# Selected passage
★ ★ ★ ★ ★ ★ ★
- Cover of volume 1 as published by Shueisha

ピエタ
- Genre: Romance, Yuri
- Written by: Nanae Haruno
- Published by: Shueisha
- Magazine: Young You
- Original run: April 1998 – October 1999
- Volumes: 2 (List of volumes)

= Pietà (manga) =

Japanese josei manga by Nanae Haruno

Pietà (ピエタ) is a Japanese josei yuri manga by Nanae Haruno. It was originally serialized in the manga magazine Young You, published by Shueisha. The chapters were collected into two tankōbon volumes, the first released on April 19, 2000, and the second on May 19, 2000. The second volume also contains a sequel short story, "A Week at the Beach," showing the main characters at a later time.

The word "pietà" is Italian for "pity" or "mercy".

==Plot==
Rio Sakaki is a high school girl who cuts herself and has attempted suicide a few times. She is unloved by her family—her stepmother is especially abusive, and her father, while aware of the abuse, does nothing to stop it. At the beginning of the manga, Rio meets Sahoko Higa, a classmate who spent two years as a hikikomori. They fall in love and begin spending a lot of time together, but Rio's inner demons, especially those that involve the gaps in her memory and her deceased baby sister, threaten to cause Rio to relapse into a suicidal state.
★ ★ ★ ★ ★ ★ ★
# Data provided
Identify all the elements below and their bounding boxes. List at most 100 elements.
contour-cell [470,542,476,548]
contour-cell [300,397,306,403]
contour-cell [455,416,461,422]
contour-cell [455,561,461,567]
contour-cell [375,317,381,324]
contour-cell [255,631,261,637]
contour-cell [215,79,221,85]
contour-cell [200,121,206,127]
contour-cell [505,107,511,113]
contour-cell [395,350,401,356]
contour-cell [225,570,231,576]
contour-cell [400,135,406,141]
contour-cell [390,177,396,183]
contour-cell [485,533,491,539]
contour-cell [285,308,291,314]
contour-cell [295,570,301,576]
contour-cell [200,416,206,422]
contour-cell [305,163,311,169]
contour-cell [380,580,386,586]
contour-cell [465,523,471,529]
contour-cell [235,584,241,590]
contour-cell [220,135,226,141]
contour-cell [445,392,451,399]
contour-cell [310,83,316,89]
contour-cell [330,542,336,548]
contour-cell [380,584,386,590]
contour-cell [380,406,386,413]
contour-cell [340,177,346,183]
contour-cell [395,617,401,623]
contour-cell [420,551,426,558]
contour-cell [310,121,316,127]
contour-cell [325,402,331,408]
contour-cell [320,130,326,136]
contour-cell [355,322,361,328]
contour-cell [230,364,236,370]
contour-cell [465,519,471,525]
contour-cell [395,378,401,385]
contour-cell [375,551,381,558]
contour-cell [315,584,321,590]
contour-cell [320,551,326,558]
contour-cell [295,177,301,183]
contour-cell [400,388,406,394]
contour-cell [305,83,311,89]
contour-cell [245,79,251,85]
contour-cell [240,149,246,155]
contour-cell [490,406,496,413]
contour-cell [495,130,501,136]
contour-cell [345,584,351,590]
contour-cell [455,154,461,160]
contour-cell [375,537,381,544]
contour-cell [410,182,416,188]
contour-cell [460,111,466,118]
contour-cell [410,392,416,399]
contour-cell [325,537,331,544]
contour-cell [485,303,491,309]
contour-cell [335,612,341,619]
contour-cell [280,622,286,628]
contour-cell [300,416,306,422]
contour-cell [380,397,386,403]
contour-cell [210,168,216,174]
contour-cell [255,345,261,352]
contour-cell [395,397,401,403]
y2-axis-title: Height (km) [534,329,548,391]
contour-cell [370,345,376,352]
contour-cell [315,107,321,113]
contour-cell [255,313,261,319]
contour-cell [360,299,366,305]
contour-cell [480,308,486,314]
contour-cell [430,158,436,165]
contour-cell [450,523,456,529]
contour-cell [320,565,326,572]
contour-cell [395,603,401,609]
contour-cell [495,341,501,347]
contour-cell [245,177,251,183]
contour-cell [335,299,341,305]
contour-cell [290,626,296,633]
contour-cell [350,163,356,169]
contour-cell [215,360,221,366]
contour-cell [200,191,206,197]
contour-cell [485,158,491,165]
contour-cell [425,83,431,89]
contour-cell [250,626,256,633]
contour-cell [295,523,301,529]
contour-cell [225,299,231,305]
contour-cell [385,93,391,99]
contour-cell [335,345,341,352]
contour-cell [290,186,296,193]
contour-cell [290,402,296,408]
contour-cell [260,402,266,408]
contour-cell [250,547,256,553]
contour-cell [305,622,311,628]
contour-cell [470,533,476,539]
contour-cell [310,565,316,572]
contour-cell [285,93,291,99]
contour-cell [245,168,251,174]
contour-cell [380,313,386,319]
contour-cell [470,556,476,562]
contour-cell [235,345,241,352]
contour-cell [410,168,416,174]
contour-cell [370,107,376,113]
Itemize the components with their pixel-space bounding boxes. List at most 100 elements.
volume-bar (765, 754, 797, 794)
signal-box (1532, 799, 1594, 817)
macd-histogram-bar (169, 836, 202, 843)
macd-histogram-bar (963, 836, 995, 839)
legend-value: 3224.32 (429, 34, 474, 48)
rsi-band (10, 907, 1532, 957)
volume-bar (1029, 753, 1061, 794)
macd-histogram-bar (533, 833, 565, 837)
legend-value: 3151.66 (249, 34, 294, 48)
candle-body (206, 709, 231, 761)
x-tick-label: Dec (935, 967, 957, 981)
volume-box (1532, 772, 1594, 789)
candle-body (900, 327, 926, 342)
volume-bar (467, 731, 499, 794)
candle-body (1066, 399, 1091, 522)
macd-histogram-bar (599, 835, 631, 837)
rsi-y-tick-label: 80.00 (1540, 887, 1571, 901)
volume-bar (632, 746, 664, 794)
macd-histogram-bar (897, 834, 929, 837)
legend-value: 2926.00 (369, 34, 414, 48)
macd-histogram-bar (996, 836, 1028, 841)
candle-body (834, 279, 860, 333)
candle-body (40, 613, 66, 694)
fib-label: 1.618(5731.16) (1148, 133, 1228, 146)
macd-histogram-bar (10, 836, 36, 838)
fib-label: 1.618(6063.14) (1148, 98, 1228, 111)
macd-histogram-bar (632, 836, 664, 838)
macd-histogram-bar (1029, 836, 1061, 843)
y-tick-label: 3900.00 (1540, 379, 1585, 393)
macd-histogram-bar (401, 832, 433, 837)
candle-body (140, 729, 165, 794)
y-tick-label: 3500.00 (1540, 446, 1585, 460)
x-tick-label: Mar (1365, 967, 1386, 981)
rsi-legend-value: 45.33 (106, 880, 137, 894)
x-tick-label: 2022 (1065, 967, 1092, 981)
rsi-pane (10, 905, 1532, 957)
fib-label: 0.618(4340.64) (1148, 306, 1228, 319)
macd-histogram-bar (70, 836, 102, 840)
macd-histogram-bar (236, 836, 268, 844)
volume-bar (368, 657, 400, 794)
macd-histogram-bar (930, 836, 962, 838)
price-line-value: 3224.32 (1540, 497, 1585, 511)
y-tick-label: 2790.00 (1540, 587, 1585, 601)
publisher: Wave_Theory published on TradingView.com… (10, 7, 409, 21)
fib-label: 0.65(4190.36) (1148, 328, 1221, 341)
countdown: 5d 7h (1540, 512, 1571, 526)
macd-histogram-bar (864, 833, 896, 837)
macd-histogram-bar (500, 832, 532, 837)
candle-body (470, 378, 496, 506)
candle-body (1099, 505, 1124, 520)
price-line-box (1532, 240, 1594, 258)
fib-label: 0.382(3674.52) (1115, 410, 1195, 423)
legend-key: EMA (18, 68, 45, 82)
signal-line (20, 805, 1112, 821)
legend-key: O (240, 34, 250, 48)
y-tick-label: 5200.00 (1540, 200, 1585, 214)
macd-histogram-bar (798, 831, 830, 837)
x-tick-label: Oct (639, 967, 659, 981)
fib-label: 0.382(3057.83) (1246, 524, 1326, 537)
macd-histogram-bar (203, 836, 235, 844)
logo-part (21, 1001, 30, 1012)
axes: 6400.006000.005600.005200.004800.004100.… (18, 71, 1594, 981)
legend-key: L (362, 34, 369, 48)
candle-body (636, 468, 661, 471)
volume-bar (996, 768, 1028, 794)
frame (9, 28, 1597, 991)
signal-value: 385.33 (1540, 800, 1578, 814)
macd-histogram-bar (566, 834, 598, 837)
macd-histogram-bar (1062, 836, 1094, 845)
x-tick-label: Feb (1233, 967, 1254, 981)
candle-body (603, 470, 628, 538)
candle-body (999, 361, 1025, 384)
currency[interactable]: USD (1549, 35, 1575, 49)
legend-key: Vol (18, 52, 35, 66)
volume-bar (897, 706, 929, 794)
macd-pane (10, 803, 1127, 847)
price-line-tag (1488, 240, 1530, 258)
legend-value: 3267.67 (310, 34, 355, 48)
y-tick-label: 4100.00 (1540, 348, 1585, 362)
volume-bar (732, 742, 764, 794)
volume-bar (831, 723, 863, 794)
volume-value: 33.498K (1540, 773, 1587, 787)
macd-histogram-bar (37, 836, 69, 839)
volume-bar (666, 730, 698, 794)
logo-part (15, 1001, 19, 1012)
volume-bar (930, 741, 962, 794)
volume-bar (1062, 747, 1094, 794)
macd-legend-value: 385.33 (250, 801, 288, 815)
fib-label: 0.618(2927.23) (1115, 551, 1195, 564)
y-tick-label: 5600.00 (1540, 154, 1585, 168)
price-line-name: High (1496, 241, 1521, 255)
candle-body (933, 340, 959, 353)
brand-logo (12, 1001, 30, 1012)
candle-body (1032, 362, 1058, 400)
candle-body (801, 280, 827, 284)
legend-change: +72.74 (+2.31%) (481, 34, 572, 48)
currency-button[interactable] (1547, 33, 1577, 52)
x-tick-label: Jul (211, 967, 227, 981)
★ ★ ★ ★ ★ ★ ★
# Exercise description
Extend the article on the manga Pietà, picking up right after its last sentence. The listing was taken from a separate source.

# Answer space
==Characters==
- Rio Sakaki (賢木理央, Sakaki Rio)
Due to being neglected by her family, Rio is withdrawn and depressed. She has few hopes and ambitions for the future, and at her stepmother's insistence, she lives in a different house, away from her family.
- Sahoko Higa (比賀佐保子, Higa Sahoko)
A classmate of Rio, although she is two years older. Before the manga begins, she went through a period in which she refused to come out of her room. As a way to relieve her stress, she does not live with her parents, but she still has a decent relationship with them.
- Shoumitsu Minori (御法先生, Minori Shōmitsu)
Rio's psychologist. He and his wife first met Rio seven years before the manga begins. He has high hopes for Rio's recovery, but worries about the negative influence of her family.
- Kyouko Minori (御法鏡子, Minori Kyōko)
Like her husband Shoumitsu, she is a psychologist. She was the one who oversaw Sahoko's treatment during her hikikomori stage. Like her husband, she cares greatly about Rio, but she fears that they cannot help her.
- Shigeko Sakaki (賢木繁子, Sakaki Shigeko)
Rio's stepmother. She has two children of her own, one by a previous lover and one by Rio's father. She hates Rio and emotionally abuses her. Rio's father does nothing to stop the abuse, as he claims that he cannot seem to love Rio because he is uncertain if she is really his biological daughter.

==Manga==
Pietà was serialized in the josei manga magazine Young You, published by Shueisha. The chapters were collected into two tankōbon, which are out of print as of 2009.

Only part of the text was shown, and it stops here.